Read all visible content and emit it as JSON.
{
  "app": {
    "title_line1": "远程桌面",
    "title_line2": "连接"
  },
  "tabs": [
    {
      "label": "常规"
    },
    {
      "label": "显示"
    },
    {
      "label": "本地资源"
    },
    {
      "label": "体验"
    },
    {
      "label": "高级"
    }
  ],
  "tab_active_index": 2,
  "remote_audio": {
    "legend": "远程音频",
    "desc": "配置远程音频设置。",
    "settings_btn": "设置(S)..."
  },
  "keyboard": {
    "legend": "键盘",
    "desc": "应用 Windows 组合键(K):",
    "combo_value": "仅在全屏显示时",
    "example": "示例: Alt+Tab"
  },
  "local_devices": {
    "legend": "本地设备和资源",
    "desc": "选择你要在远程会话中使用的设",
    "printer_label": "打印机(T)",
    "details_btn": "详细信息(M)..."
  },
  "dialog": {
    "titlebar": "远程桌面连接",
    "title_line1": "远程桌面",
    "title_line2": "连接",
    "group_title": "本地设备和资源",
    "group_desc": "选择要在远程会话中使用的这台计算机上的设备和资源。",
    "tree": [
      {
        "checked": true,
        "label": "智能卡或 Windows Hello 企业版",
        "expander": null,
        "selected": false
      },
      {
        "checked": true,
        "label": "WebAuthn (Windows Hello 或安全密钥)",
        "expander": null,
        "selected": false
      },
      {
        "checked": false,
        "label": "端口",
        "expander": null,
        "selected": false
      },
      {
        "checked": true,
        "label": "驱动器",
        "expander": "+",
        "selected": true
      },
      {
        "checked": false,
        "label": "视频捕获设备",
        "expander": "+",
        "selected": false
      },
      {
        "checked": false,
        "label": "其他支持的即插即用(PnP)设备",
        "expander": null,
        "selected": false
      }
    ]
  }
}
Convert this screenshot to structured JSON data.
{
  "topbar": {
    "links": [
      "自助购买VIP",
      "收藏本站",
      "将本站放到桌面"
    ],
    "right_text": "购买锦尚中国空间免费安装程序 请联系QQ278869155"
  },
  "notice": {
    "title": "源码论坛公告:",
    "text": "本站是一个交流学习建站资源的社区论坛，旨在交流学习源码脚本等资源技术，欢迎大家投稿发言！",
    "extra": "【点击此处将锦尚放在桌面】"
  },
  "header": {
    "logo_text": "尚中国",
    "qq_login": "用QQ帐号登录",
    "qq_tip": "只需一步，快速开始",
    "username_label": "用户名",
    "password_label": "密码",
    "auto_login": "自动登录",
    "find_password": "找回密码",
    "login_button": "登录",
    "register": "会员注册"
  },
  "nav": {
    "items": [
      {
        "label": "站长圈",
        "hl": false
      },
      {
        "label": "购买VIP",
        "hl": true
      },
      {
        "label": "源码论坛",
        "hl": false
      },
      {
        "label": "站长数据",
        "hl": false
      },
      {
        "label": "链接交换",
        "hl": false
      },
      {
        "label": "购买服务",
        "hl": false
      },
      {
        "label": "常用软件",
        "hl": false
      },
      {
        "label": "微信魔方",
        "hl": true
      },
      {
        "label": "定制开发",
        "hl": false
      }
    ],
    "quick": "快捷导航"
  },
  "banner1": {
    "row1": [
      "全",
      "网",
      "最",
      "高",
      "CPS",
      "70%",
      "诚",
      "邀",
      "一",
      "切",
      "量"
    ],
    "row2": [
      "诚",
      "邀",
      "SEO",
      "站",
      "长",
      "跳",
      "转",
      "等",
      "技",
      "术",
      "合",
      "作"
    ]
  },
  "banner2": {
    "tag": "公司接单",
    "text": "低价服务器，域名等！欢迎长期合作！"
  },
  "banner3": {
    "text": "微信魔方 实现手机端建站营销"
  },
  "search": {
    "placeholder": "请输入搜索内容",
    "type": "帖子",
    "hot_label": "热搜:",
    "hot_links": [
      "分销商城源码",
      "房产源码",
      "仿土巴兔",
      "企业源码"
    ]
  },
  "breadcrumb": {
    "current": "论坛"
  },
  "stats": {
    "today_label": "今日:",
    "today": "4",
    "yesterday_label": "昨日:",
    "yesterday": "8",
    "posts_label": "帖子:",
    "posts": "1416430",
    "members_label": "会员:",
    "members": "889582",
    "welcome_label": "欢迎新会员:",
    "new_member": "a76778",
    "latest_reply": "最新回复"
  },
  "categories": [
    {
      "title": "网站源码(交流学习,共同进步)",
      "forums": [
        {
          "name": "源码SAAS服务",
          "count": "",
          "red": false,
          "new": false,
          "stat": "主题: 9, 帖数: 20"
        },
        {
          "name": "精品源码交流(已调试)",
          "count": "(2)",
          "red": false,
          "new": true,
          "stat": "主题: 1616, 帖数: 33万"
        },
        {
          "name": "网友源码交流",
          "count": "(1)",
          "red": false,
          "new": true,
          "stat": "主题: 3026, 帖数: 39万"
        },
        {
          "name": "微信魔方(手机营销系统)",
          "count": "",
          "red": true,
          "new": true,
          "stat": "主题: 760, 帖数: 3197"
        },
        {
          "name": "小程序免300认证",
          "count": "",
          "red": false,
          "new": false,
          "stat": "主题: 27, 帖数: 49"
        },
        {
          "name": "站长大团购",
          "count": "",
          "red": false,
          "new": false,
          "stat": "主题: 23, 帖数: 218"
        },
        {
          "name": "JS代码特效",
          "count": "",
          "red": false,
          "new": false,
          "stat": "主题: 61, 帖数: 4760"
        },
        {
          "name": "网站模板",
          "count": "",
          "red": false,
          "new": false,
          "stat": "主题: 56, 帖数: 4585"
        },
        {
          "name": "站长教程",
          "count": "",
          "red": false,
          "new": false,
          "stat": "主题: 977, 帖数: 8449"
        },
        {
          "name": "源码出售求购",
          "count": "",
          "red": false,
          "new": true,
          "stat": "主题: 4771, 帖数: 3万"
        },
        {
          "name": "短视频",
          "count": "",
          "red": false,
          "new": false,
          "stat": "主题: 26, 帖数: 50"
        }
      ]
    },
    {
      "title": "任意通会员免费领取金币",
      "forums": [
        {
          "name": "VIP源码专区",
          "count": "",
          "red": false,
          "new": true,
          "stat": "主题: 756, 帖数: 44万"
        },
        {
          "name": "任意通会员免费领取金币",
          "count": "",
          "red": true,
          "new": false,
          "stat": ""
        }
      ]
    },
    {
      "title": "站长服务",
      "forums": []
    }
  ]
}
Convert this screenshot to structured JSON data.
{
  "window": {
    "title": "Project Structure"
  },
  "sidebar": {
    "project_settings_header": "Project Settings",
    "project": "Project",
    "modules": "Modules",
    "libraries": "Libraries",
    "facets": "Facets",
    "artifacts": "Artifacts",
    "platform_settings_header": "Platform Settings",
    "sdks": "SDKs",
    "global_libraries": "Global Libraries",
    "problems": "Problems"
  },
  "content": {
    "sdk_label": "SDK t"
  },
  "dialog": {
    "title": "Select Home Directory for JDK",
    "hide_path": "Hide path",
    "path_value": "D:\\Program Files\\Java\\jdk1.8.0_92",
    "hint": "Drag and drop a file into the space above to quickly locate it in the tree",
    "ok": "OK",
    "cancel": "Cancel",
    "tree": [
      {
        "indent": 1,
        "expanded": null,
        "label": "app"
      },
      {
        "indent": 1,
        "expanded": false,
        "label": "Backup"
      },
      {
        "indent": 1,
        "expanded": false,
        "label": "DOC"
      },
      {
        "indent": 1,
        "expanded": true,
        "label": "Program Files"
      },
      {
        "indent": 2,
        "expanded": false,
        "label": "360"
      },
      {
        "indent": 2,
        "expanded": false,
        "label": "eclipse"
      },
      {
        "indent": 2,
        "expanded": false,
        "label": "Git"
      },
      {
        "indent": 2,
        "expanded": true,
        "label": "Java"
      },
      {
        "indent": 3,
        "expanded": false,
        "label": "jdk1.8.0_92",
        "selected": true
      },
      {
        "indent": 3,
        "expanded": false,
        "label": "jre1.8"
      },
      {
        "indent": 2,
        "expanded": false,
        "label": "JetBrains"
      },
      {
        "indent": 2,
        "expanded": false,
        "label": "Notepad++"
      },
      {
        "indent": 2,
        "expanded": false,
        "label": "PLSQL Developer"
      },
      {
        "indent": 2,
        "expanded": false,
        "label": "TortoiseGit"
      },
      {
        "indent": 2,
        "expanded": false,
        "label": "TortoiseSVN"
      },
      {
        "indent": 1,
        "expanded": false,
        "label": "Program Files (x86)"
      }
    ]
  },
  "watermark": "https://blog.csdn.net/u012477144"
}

# # # # #

* _EXERCISE GOAL_: From the data above, show each line that contains "Program".

* _TASK RESPONSE_:
    "path_value": "D:\\Program Files\\Java\\jdk1.8.0_92",
        "label": "Program Files"
        "label": "Program Files (x86)"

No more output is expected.